▸ Задание 1
Поместите в JSON-список строк строки записей: начните с самого начала записей и закончите строкой, в которой есть "alarm-icon: [449, 25, 473, 52]", включив её. Каждая строка станет отдельным элементом, пустые строки пропустите.

Увы! Ведь и теперь скажу я то же… Ведь те поддерживают своих - посмотрите-ка - Кетчеру, за честное и безобразное оранье, дом купили; Евгению Коршу, который везде оказывался неспособным даже до сего дне, - постоянно терявшему места - постоянно отыскивали места даже до сего дне. Ведь Солдатенкова съели бы живьем, если бы Валентин Корш (бездарный, по их же признанию) с ним поссорился, не входя в разбирательство причин. А вот вам, кстати, фактец в виде письма, которое дал мне Боткин, на случай его смерти. Простите эти выходки злобной грусти человеку, который служит и будет служить всегда одному направлению, зная, что в своих-то - он и не найдет поддержки.
Максим мне принес утешительные известия о том, как ругал меня матерно Островский за доброе желание пособить Дриянскому на счет его "Квартета", продажей этого "Квартета" Кушелеву, - о том, как пьет, распутствует моя благоверная…
Опять сказал я: баста! и, очертя голову, ринулся в омут.
Но если б вы знали всю адскую тяжесть мук, когда придешь, бывало, в свой одинокий номер после оргий и всяческих мерзостей. Да! Каинскую тоску одиночества я испытывал. - Чтобы заглушить ее, я жег коньяк и пил до утра, пил один, и не мог напиться. Страшные ночи! Веря в бога глубоко и пламенно, видевши его очевидное вмешательство в мою судьбу, его чудеса над собою, я привык обращаться с ним запанибрата, я страшно вымолвить - ругался с ним, но ведь он знал, что эти стоны и ругательства - вера. Он один не покидал меня.

▸ Записи для обработки

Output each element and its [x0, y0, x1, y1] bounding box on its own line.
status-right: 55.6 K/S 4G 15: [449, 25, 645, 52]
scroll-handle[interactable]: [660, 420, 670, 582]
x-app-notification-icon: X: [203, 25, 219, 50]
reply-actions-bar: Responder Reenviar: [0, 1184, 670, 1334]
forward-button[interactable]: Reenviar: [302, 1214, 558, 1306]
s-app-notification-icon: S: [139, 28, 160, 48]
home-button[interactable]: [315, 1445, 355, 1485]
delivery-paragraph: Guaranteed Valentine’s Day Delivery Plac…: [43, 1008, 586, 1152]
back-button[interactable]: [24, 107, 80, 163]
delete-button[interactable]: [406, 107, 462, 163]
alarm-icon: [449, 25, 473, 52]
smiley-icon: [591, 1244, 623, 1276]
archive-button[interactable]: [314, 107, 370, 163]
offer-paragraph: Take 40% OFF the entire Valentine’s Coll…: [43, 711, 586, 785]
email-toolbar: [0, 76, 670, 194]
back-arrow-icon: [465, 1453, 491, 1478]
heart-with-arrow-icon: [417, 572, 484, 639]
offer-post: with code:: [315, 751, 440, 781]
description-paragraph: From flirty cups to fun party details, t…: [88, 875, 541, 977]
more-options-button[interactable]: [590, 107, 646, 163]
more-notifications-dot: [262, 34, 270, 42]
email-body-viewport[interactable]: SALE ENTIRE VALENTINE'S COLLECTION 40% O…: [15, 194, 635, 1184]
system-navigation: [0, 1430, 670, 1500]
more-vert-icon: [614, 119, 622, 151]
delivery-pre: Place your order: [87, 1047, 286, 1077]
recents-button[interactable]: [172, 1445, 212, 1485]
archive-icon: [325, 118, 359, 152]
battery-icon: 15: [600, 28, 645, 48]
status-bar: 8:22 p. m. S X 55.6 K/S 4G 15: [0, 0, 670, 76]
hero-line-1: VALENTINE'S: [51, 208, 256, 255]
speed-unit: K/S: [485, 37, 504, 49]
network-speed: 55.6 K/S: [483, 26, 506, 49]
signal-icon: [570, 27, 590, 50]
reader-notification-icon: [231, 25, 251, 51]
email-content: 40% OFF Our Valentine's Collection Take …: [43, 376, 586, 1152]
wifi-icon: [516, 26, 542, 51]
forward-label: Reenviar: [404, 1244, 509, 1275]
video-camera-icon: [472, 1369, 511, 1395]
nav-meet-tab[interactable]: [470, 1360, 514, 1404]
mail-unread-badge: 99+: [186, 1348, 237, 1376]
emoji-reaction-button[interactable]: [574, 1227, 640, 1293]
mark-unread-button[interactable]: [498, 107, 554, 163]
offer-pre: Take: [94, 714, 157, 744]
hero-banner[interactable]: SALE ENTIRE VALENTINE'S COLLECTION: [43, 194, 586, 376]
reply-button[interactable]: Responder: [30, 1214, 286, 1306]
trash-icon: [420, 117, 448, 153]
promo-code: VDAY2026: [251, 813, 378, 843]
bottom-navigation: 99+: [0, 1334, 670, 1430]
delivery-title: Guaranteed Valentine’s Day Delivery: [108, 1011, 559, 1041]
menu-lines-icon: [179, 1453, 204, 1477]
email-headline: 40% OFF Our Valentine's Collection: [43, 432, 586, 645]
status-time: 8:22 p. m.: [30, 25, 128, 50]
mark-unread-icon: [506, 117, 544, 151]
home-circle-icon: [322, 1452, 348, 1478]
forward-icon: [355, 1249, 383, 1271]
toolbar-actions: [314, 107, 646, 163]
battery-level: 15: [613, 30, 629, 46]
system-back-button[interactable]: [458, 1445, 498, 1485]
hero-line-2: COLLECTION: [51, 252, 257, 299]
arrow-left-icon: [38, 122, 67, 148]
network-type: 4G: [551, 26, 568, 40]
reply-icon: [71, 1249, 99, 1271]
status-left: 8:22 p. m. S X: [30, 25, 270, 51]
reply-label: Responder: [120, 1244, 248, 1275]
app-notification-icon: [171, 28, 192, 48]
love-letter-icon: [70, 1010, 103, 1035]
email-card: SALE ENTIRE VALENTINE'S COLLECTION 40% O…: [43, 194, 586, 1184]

▸ Задание 2
Дословно перепишите часть отрывка: начните со слов "Максим мне принес" и закончите словами "ринулся в омут.".

▸ Ответ 1
[
  "Output each element and its [x0, y0, x1, y1] bounding box on its own line.",
  "status-right: 55.6 K/S 4G 15: [449, 25, 645, 52]",
  "scroll-handle[interactable]: [660, 420, 670, 582]",
  "x-app-notification-icon: X: [203, 25, 219, 50]",
  "reply-actions-bar: Responder Reenviar: [0, 1184, 670, 1334]",
  "forward-button[interactable]: Reenviar: [302, 1214, 558, 1306]",
  "s-app-notification-icon: S: [139, 28, 160, 48]",
  "home-button[interactable]: [315, 1445, 355, 1485]",
  "delivery-paragraph: Guaranteed Valentine’s Day Delivery Plac…: [43, 1008, 586, 1152]",
  "back-button[interactable]: [24, 107, 80, 163]",
  "delete-button[interactable]: [406, 107, 462, 163]",
  "alarm-icon: [449, 25, 473, 52]"
]

▸ Ответ 2
Максим мне принес утешительные известия о том, как ругал меня матерно Островский за доброе желание пособить Дриянскому на счет его "Квартета", продажей этого "Квартета" Кушелеву, - о том, как пьет, распутствует моя благоверная…
Опять сказал я: баста! и, очертя голову, ринулся в омут.